**Goal:** Output the material exactly, but drop every image it holds.

**Data for this task:**
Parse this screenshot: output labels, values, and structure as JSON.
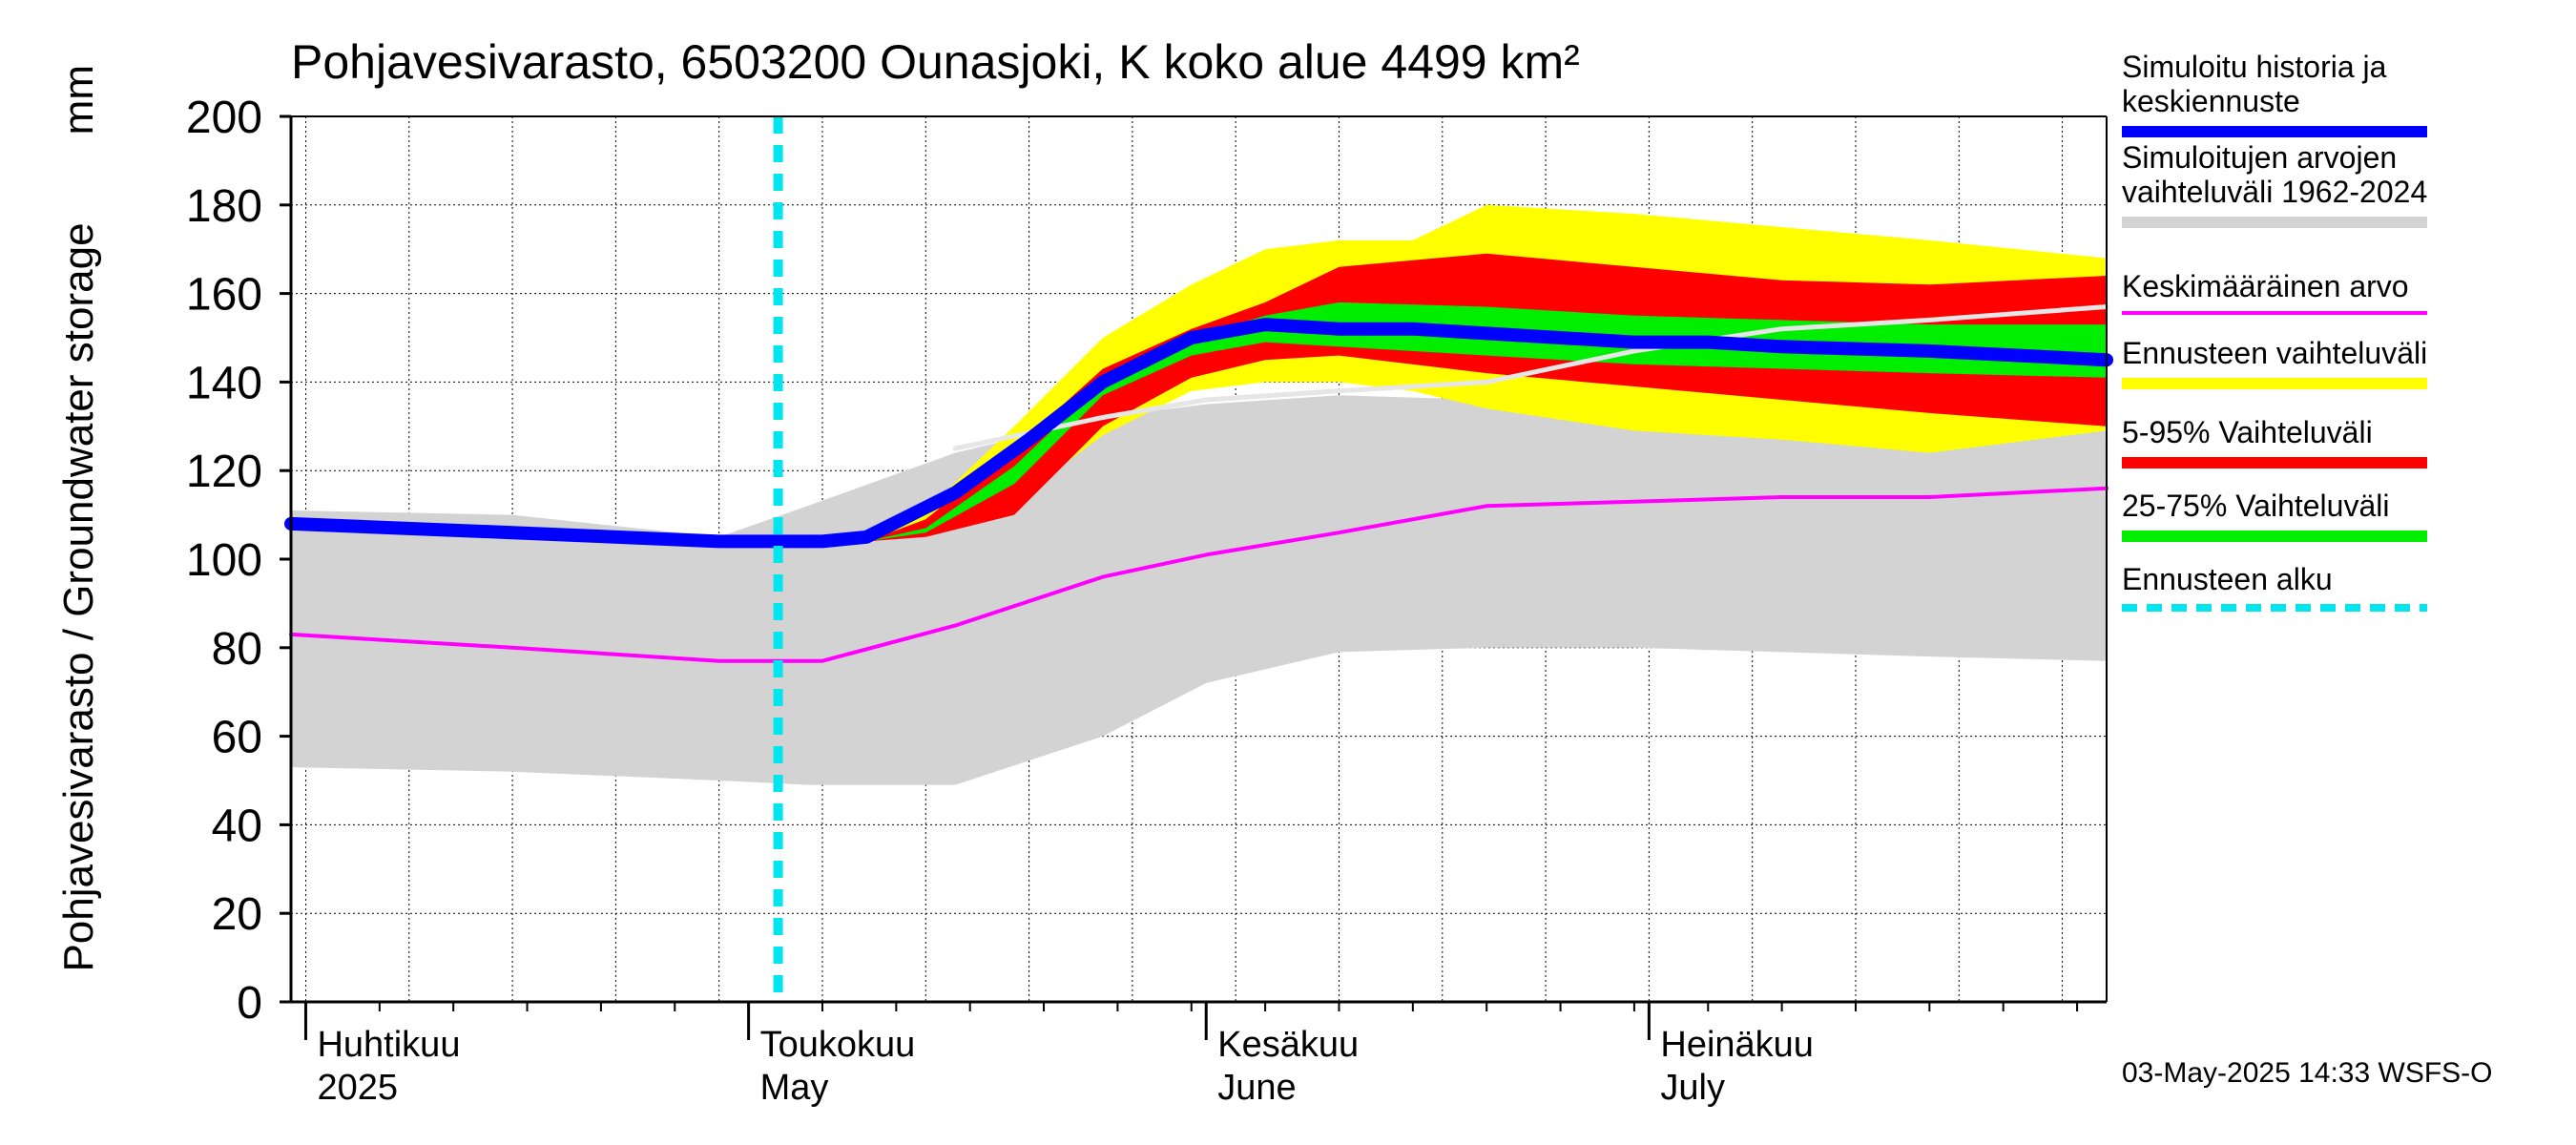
{
  "chart_data": {
    "type": "area",
    "title": "Pohjavesivarasto, 6503200 Ounasjoki, K koko alue 4499 km²",
    "ylabel": "Pohjavesivarasto / Groundwater storage",
    "yunit": "mm",
    "ylim": [
      0,
      200
    ],
    "yticks": [
      0,
      20,
      40,
      60,
      80,
      100,
      120,
      140,
      160,
      180,
      200
    ],
    "xlim": [
      "2025-03-31",
      "2025-08-01"
    ],
    "grid": true,
    "legend_position": "right",
    "month_labels": [
      {
        "fi": "Huhtikuu",
        "en": "2025",
        "date": "2025-04-01"
      },
      {
        "fi": "Toukokuu",
        "en": "May",
        "date": "2025-05-01"
      },
      {
        "fi": "Kesäkuu",
        "en": "June",
        "date": "2025-06-01"
      },
      {
        "fi": "Heinäkuu",
        "en": "July",
        "date": "2025-07-01"
      }
    ],
    "forecast_start": "2025-05-03",
    "series": [
      {
        "name": "Simuloitujen arvojen vaihteluväli 1962-2024",
        "kind": "band",
        "color": "#d3d3d3",
        "x": [
          "2025-03-31",
          "2025-04-15",
          "2025-04-29",
          "2025-05-05",
          "2025-05-15",
          "2025-05-25",
          "2025-06-01",
          "2025-06-10",
          "2025-06-20",
          "2025-06-30",
          "2025-07-10",
          "2025-07-20",
          "2025-08-01"
        ],
        "lower": [
          53,
          52,
          50,
          49,
          49,
          60,
          72,
          79,
          80,
          80,
          79,
          78,
          77
        ],
        "upper": [
          111,
          110,
          105,
          112,
          124,
          132,
          135,
          137,
          136,
          133,
          130,
          129,
          130
        ]
      },
      {
        "name": "Ennusteen vaihteluväli",
        "kind": "band",
        "color": "#ffff00",
        "x": [
          "2025-05-03",
          "2025-05-09",
          "2025-05-13",
          "2025-05-19",
          "2025-05-25",
          "2025-05-31",
          "2025-06-05",
          "2025-06-10",
          "2025-06-15",
          "2025-06-20",
          "2025-06-30",
          "2025-07-10",
          "2025-07-20",
          "2025-08-01"
        ],
        "lower": [
          104,
          104,
          106,
          113,
          128,
          138,
          140,
          140,
          138,
          134,
          129,
          127,
          124,
          129
        ],
        "upper": [
          104,
          104,
          111,
          130,
          150,
          162,
          170,
          172,
          172,
          180,
          178,
          175,
          172,
          168
        ]
      },
      {
        "name": "5-95% Vaihteluväli",
        "kind": "band",
        "color": "#ff0000",
        "x": [
          "2025-05-03",
          "2025-05-09",
          "2025-05-13",
          "2025-05-19",
          "2025-05-25",
          "2025-05-31",
          "2025-06-05",
          "2025-06-10",
          "2025-06-20",
          "2025-06-30",
          "2025-07-10",
          "2025-07-20",
          "2025-08-01"
        ],
        "lower": [
          104,
          104,
          105,
          110,
          130,
          141,
          145,
          146,
          142,
          139,
          136,
          133,
          130
        ],
        "upper": [
          104,
          104,
          109,
          125,
          143,
          152,
          158,
          166,
          169,
          166,
          163,
          162,
          164
        ]
      },
      {
        "name": "25-75% Vaihteluväli",
        "kind": "band",
        "color": "#00ee00",
        "x": [
          "2025-05-03",
          "2025-05-09",
          "2025-05-13",
          "2025-05-19",
          "2025-05-25",
          "2025-05-31",
          "2025-06-05",
          "2025-06-10",
          "2025-06-20",
          "2025-06-30",
          "2025-07-10",
          "2025-07-20",
          "2025-08-01"
        ],
        "lower": [
          104,
          104,
          106,
          117,
          137,
          146,
          149,
          148,
          146,
          144,
          143,
          142,
          141
        ],
        "upper": [
          104,
          104,
          107,
          121,
          140,
          150,
          155,
          158,
          157,
          155,
          154,
          153,
          153
        ]
      },
      {
        "name": "Keskimääräinen arvo",
        "kind": "line",
        "color": "#ff00ff",
        "x": [
          "2025-03-31",
          "2025-04-15",
          "2025-04-29",
          "2025-05-06",
          "2025-05-15",
          "2025-05-25",
          "2025-06-01",
          "2025-06-10",
          "2025-06-20",
          "2025-06-30",
          "2025-07-10",
          "2025-07-20",
          "2025-08-01"
        ],
        "y": [
          83,
          80,
          77,
          77,
          85,
          96,
          101,
          106,
          112,
          113,
          114,
          114,
          116
        ]
      },
      {
        "name": "Simuloitu historia ja keskiennuste",
        "kind": "line",
        "color": "#0000ff",
        "x": [
          "2025-03-31",
          "2025-04-15",
          "2025-04-29",
          "2025-05-06",
          "2025-05-09",
          "2025-05-15",
          "2025-05-20",
          "2025-05-25",
          "2025-05-31",
          "2025-06-05",
          "2025-06-10",
          "2025-06-15",
          "2025-06-20",
          "2025-06-30",
          "2025-07-05",
          "2025-07-10",
          "2025-07-20",
          "2025-08-01"
        ],
        "y": [
          108,
          106,
          104,
          104,
          105,
          115,
          127,
          140,
          150,
          153,
          152,
          152,
          151,
          149,
          149,
          148,
          147,
          145
        ]
      },
      {
        "name": "Simuloitu historia (light)",
        "kind": "line",
        "color": "#e6e6e6",
        "x": [
          "2025-05-15",
          "2025-05-25",
          "2025-06-01",
          "2025-06-10",
          "2025-06-20",
          "2025-06-30",
          "2025-07-10",
          "2025-07-20",
          "2025-08-01"
        ],
        "y": [
          125,
          132,
          136,
          138,
          140,
          147,
          152,
          154,
          157
        ]
      }
    ]
  },
  "legend": [
    {
      "label": "Simuloitu historia ja\nkeskiennuste",
      "color": "#0000ff",
      "style": "solid",
      "thickness": 12
    },
    {
      "label": "Simuloitujen arvojen\nvaihteluväli 1962-2024",
      "color": "#d3d3d3",
      "style": "solid",
      "thickness": 12
    },
    {
      "label": "Keskimääräinen arvo",
      "color": "#ff00ff",
      "style": "solid",
      "thickness": 4
    },
    {
      "label": "Ennusteen vaihteluväli",
      "color": "#ffff00",
      "style": "solid",
      "thickness": 12
    },
    {
      "label": "5-95% Vaihteluväli",
      "color": "#ff0000",
      "style": "solid",
      "thickness": 12
    },
    {
      "label": "25-75% Vaihteluväli",
      "color": "#00ee00",
      "style": "solid",
      "thickness": 12
    },
    {
      "label": "Ennusteen alku",
      "color": "#00e5ee",
      "style": "dashed",
      "thickness": 8
    }
  ],
  "footer": "03-May-2025 14:33 WSFS-O"
}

**Task answer:**
Parse this screenshot: output labels, values, and structure as JSON.
{
  "chart_data": {
    "type": "area",
    "title": "Pohjavesivarasto, 6503200 Ounasjoki, K koko alue 4499 km²",
    "ylabel": "Pohjavesivarasto / Groundwater storage",
    "yunit": "mm",
    "ylim": [
      0,
      200
    ],
    "yticks": [
      0,
      20,
      40,
      60,
      80,
      100,
      120,
      140,
      160,
      180,
      200
    ],
    "xlim": [
      "2025-03-31",
      "2025-08-01"
    ],
    "grid": true,
    "legend_position": "right",
    "month_labels": [
      {
        "fi": "Huhtikuu",
        "en": "2025",
        "date": "2025-04-01"
      },
      {
        "fi": "Toukokuu",
        "en": "May",
        "date": "2025-05-01"
      },
      {
        "fi": "Kesäkuu",
        "en": "June",
        "date": "2025-06-01"
      },
      {
        "fi": "Heinäkuu",
        "en": "July",
        "date": "2025-07-01"
      }
    ],
    "forecast_start": "2025-05-03",
    "series": [
      {
        "name": "Simuloitujen arvojen vaihteluväli 1962-2024",
        "kind": "band",
        "color": "#d3d3d3",
        "x": [
          "2025-03-31",
          "2025-04-15",
          "2025-04-29",
          "2025-05-05",
          "2025-05-15",
          "2025-05-25",
          "2025-06-01",
          "2025-06-10",
          "2025-06-20",
          "2025-06-30",
          "2025-07-10",
          "2025-07-20",
          "2025-08-01"
        ],
        "lower": [
          53,
          52,
          50,
          49,
          49,
          60,
          72,
          79,
          80,
          80,
          79,
          78,
          77
        ],
        "upper": [
          111,
          110,
          105,
          112,
          124,
          132,
          135,
          137,
          136,
          133,
          130,
          129,
          130
        ]
      },
      {
        "name": "Ennusteen vaihteluväli",
        "kind": "band",
        "color": "#ffff00",
        "x": [
          "2025-05-03",
          "2025-05-09",
          "2025-05-13",
          "2025-05-19",
          "2025-05-25",
          "2025-05-31",
          "2025-06-05",
          "2025-06-10",
          "2025-06-15",
          "2025-06-20",
          "2025-06-30",
          "2025-07-10",
          "2025-07-20",
          "2025-08-01"
        ],
        "lower": [
          104,
          104,
          106,
          113,
          128,
          138,
          140,
          140,
          138,
          134,
          129,
          127,
          124,
          129
        ],
        "upper": [
          104,
          104,
          111,
          130,
          150,
          162,
          170,
          172,
          172,
          180,
          178,
          175,
          172,
          168
        ]
      },
      {
        "name": "5-95% Vaihteluväli",
        "kind": "band",
        "color": "#ff0000",
        "x": [
          "2025-05-03",
          "2025-05-09",
          "2025-05-13",
          "2025-05-19",
          "2025-05-25",
          "2025-05-31",
          "2025-06-05",
          "2025-06-10",
          "2025-06-20",
          "2025-06-30",
          "2025-07-10",
          "2025-07-20",
          "2025-08-01"
        ],
        "lower": [
          104,
          104,
          105,
          110,
          130,
          141,
          145,
          146,
          142,
          139,
          136,
          133,
          130
        ],
        "upper": [
          104,
          104,
          109,
          125,
          143,
          152,
          158,
          166,
          169,
          166,
          163,
          162,
          164
        ]
      },
      {
        "name": "25-75% Vaihteluväli",
        "kind": "band",
        "color": "#00ee00",
        "x": [
          "2025-05-03",
          "2025-05-09",
          "2025-05-13",
          "2025-05-19",
          "2025-05-25",
          "2025-05-31",
          "2025-06-05",
          "2025-06-10",
          "2025-06-20",
          "2025-06-30",
          "2025-07-10",
          "2025-07-20",
          "2025-08-01"
        ],
        "lower": [
          104,
          104,
          106,
          117,
          137,
          146,
          149,
          148,
          146,
          144,
          143,
          142,
          141
        ],
        "upper": [
          104,
          104,
          107,
          121,
          140,
          150,
          155,
          158,
          157,
          155,
          154,
          153,
          153
        ]
      },
      {
        "name": "Keskimääräinen arvo",
        "kind": "line",
        "color": "#ff00ff",
        "x": [
          "2025-03-31",
          "2025-04-15",
          "2025-04-29",
          "2025-05-06",
          "2025-05-15",
          "2025-05-25",
          "2025-06-01",
          "2025-06-10",
          "2025-06-20",
          "2025-06-30",
          "2025-07-10",
          "2025-07-20",
          "2025-08-01"
        ],
        "y": [
          83,
          80,
          77,
          77,
          85,
          96,
          101,
          106,
          112,
          113,
          114,
          114,
          116
        ]
      },
      {
        "name": "Simuloitu historia ja keskiennuste",
        "kind": "line",
        "color": "#0000ff",
        "x": [
          "2025-03-31",
          "2025-04-15",
          "2025-04-29",
          "2025-05-06",
          "2025-05-09",
          "2025-05-15",
          "2025-05-20",
          "2025-05-25",
          "2025-05-31",
          "2025-06-05",
          "2025-06-10",
          "2025-06-15",
          "2025-06-20",
          "2025-06-30",
          "2025-07-05",
          "2025-07-10",
          "2025-07-20",
          "2025-08-01"
        ],
        "y": [
          108,
          106,
          104,
          104,
          105,
          115,
          127,
          140,
          150,
          153,
          152,
          152,
          151,
          149,
          149,
          148,
          147,
          145
        ]
      },
      {
        "name": "Simuloitu historia (light)",
        "kind": "line",
        "color": "#e6e6e6",
        "x": [
          "2025-05-15",
          "2025-05-25",
          "2025-06-01",
          "2025-06-10",
          "2025-06-20",
          "2025-06-30",
          "2025-07-10",
          "2025-07-20",
          "2025-08-01"
        ],
        "y": [
          125,
          132,
          136,
          138,
          140,
          147,
          152,
          154,
          157
        ]
      }
    ]
  },
  "legend": [
    {
      "label": "Simuloitu historia ja\nkeskiennuste",
      "color": "#0000ff",
      "style": "solid",
      "thickness": 12
    },
    {
      "label": "Simuloitujen arvojen\nvaihteluväli 1962-2024",
      "color": "#d3d3d3",
      "style": "solid",
      "thickness": 12
    },
    {
      "label": "Keskimääräinen arvo",
      "color": "#ff00ff",
      "style": "solid",
      "thickness": 4
    },
    {
      "label": "Ennusteen vaihteluväli",
      "color": "#ffff00",
      "style": "solid",
      "thickness": 12
    },
    {
      "label": "5-95% Vaihteluväli",
      "color": "#ff0000",
      "style": "solid",
      "thickness": 12
    },
    {
      "label": "25-75% Vaihteluväli",
      "color": "#00ee00",
      "style": "solid",
      "thickness": 12
    },
    {
      "label": "Ennusteen alku",
      "color": "#00e5ee",
      "style": "dashed",
      "thickness": 8
    }
  ],
  "footer": "03-May-2025 14:33 WSFS-O"
}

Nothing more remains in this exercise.